Yapılacak Görevler.
[A] Anayasa Mahkemesi metnindeki "2. Dünya Savaşı sonrasında insanlık demokrasinin sadece seçimden ibaret olmadığını anladı." cümlesini İngilizceye çeviriniz.
[B] Anayasa Mahkemesi metnini, son cümlesinin ardından aynı üslupla devam ettiriniz.

Sağlanan Metin.

··········

9 Aralık 2011 Cuma

Sezgin Tarnıkulu “Mevcut Anayasa Mahkemesi’nin durumu maalesef içler acısıdır."


CHP Genel Başkan Yardımcısı Sezgin Tanrıkulu TBMM’DE Anayasa Mahkemesi’ne İlişkin Bütçe Konusunda Görüşlerini Açıkladı.

“Mevcut Anayasa Mahkemesi’nin durumu maalesef içler acısıdır. Geçtiğimiz yıl gerçekleştirilen referandum ile çoğulcu, özgürlükçü ve demokratik hale getirileceği iddia edilen Anayasa Mahkemesi, 12 Eylül 1980 zihniyetini aynen ve hatta daha da koyulaştırarak devam ettirmektedir”


Tanrıkulu’nun konuşması şöyle;

“Anayasa Mahkemeleri demokrasi anlayışının 2. Dünya Savaşı sonrasında ulaştığı yeni aşamanın kurumsallaşmış temsilcileridir. 2. Dünya Savaşı sonrasında insanlık demokrasinin sadece seçimden ibaret olmadığını anladı. Bir ülkenin seçilmişler tarafından yönetiliyor olmasının o ülkenin demokratik ve özgürlükçü olarak addedilmesi için yeterli olmadığı görüldü.

··········

Verilen Satırlar.
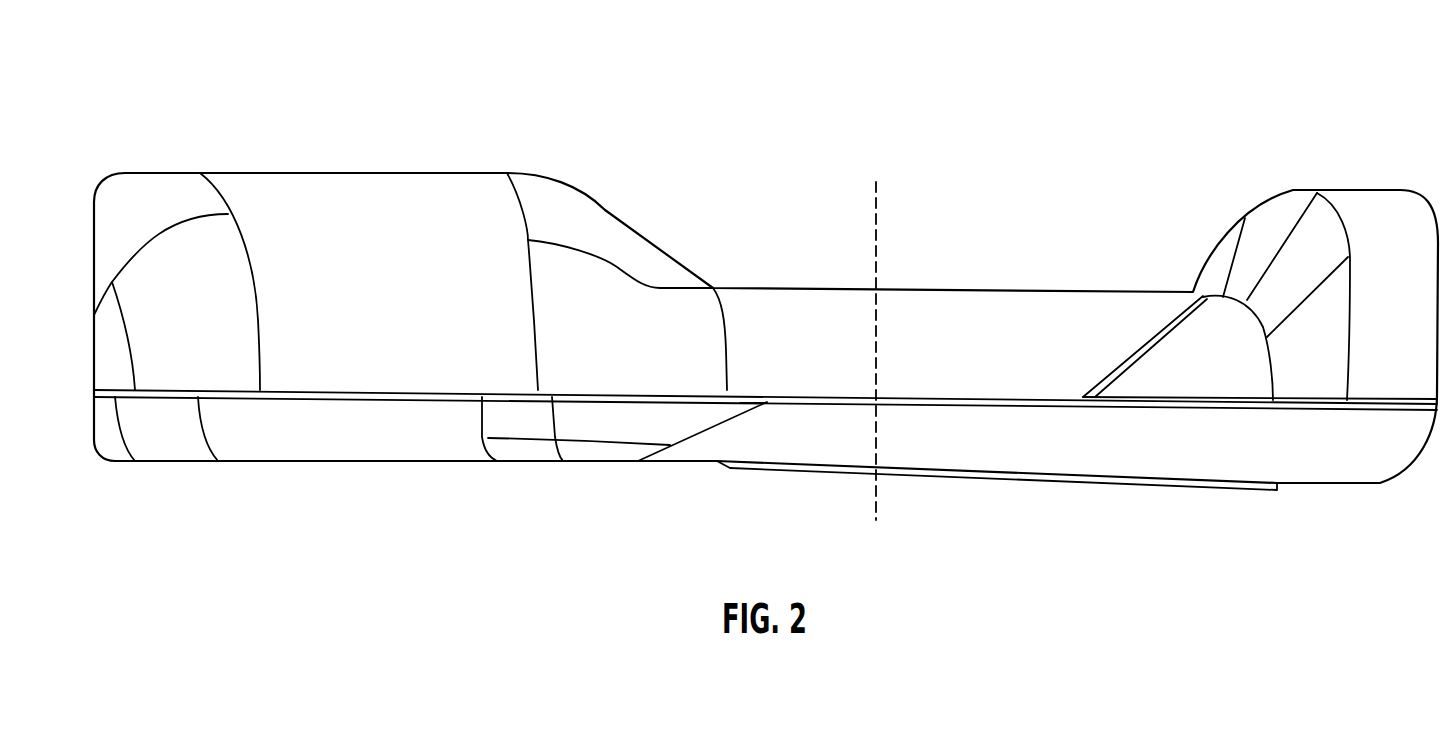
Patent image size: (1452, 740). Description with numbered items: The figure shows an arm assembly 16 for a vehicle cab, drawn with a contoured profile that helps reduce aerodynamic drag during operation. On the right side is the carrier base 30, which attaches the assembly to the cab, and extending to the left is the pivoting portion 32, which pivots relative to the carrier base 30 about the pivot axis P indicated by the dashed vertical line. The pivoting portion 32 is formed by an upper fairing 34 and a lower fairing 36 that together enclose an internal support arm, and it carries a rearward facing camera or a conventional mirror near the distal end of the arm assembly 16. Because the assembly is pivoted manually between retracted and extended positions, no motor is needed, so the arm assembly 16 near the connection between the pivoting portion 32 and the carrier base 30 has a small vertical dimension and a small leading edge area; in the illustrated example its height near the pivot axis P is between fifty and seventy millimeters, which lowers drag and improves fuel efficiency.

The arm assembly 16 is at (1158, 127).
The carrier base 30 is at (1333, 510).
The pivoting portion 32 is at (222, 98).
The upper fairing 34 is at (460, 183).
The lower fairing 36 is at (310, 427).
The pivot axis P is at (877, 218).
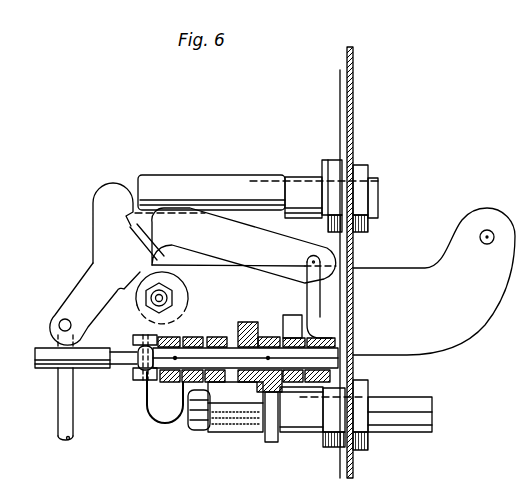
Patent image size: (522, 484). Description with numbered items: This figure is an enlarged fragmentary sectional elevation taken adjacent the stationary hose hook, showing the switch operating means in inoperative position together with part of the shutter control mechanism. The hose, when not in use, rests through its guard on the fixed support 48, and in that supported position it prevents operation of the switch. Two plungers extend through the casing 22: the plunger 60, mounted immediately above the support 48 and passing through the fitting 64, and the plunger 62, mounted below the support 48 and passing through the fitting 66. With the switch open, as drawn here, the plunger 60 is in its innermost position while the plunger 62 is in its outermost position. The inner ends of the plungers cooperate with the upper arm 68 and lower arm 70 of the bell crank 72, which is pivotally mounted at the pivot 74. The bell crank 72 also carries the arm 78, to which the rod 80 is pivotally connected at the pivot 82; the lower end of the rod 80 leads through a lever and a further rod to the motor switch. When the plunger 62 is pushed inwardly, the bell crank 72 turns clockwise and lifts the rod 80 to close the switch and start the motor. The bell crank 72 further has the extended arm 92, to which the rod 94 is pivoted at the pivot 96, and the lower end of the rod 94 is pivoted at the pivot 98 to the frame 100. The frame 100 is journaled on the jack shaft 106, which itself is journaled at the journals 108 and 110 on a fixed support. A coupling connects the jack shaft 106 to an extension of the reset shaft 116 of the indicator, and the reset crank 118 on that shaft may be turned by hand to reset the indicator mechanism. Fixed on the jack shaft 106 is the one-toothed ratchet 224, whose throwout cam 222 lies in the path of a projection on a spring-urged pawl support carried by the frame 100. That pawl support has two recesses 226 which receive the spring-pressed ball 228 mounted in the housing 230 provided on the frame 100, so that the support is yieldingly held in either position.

··········

Görev Yanıtları.
[A] After the Second World War, humanity understood that democracy did not consist solely of elections.

[B]
İşte bu siyasi ve felsefi anlayış içinde şekillenen Anayasa Mahkemeleri hukukun üstünlüğünü sağlamanın ana araçları olarak öne çıktılar. Çoğunluğun muhtemel baskıcı temayüllerine karşı her bir vatandaşın hak ve özgürlüklerini koruması beklenen kurumlar olarak şekillendiler.

İşte bu yüzden Anayasa Mahkemeleri’nin başarı ölçütü hukukun üstünlüğünü ve birey hak ve özgürlüklerini ne ölçüde koruyabildikleridir. Hukukun üstünlüğünü ve insan haklarını koruyan Anayasa Mahkemeleri’nin meşruiyeti artar; bu işlevden uzaklaştıkça da mahkemelerin meşruiyeti ve inanırlığı azalacaktır.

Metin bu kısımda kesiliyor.